Exercise prompt ▸
Scan the records for the word "registry". Copy each line that includes it.

Extracted material ▸
****
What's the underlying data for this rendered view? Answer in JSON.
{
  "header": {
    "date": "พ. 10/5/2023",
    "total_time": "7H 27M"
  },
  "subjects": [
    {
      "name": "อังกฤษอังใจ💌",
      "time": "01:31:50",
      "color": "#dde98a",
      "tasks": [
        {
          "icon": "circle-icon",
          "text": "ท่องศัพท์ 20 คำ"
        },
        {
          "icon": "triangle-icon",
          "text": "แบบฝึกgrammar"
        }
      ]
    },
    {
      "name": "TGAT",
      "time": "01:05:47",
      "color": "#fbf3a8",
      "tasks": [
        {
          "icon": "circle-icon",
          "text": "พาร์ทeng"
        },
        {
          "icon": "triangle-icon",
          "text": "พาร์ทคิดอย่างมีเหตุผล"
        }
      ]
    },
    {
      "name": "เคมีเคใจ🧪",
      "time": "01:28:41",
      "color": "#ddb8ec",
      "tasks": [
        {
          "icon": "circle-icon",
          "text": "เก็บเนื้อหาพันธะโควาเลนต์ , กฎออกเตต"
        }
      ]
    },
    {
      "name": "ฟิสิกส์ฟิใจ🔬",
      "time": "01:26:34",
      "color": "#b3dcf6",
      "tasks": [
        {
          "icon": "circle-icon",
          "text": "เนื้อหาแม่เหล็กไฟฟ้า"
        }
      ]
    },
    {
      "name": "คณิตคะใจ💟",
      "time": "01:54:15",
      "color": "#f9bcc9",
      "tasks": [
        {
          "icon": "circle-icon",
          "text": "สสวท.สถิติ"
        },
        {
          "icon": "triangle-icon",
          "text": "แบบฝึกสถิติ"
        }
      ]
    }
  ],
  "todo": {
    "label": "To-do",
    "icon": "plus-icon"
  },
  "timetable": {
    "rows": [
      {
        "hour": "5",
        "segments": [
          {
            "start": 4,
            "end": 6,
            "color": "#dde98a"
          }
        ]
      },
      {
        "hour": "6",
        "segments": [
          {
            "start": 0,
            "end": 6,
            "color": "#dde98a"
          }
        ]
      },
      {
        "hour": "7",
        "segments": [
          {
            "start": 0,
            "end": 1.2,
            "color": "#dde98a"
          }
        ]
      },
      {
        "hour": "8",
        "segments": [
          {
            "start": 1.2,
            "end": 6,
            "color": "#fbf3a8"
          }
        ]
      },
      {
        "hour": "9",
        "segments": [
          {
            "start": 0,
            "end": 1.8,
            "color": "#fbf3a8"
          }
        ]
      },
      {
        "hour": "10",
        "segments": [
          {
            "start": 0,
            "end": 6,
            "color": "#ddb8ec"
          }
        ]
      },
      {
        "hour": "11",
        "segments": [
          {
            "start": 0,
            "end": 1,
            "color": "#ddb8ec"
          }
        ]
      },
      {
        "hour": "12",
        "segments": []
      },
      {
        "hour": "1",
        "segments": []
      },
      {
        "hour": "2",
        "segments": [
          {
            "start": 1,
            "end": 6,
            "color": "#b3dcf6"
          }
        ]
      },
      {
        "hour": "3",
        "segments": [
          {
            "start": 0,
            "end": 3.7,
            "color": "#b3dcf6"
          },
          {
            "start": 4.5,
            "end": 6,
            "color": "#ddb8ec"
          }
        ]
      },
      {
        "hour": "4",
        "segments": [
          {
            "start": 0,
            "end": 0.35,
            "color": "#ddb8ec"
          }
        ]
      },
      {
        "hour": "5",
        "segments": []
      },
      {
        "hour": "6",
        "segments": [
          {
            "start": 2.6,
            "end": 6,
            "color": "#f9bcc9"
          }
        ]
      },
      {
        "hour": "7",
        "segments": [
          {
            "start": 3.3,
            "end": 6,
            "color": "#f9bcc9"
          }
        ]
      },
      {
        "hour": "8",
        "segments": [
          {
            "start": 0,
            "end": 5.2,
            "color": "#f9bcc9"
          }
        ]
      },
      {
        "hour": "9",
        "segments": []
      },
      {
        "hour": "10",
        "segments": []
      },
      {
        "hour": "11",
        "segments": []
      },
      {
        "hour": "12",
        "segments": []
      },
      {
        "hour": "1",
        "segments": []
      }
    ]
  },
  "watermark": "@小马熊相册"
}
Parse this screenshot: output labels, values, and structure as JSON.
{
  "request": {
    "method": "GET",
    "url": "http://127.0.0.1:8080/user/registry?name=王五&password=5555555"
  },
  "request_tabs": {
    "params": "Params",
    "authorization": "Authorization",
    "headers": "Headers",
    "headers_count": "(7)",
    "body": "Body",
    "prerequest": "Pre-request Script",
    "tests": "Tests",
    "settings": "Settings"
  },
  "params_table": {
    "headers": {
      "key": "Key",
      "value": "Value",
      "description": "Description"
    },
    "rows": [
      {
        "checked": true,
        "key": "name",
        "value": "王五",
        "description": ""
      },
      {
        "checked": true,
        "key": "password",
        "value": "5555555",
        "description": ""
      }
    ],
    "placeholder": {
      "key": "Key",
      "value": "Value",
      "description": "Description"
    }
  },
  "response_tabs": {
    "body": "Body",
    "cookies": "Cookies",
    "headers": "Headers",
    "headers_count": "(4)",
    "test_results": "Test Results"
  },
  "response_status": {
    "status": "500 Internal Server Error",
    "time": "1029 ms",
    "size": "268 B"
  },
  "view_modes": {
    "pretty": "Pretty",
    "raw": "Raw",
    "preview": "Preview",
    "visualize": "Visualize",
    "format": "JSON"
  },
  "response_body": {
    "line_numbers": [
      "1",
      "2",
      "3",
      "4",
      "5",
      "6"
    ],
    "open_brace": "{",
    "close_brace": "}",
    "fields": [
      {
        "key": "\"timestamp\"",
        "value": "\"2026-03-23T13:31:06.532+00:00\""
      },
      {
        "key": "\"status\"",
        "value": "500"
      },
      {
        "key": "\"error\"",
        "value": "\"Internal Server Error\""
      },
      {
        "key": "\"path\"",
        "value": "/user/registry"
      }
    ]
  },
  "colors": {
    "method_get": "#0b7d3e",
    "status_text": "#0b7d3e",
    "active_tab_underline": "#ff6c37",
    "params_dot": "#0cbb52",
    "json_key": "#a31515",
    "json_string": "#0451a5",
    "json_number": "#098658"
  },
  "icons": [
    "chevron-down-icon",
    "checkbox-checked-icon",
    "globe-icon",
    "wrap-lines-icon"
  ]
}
****
Answer to this problem ▸
    "url": "http://127.0.0.1:8080/user/registry?name=王五&password=5555555"
        "value": "/user/registry"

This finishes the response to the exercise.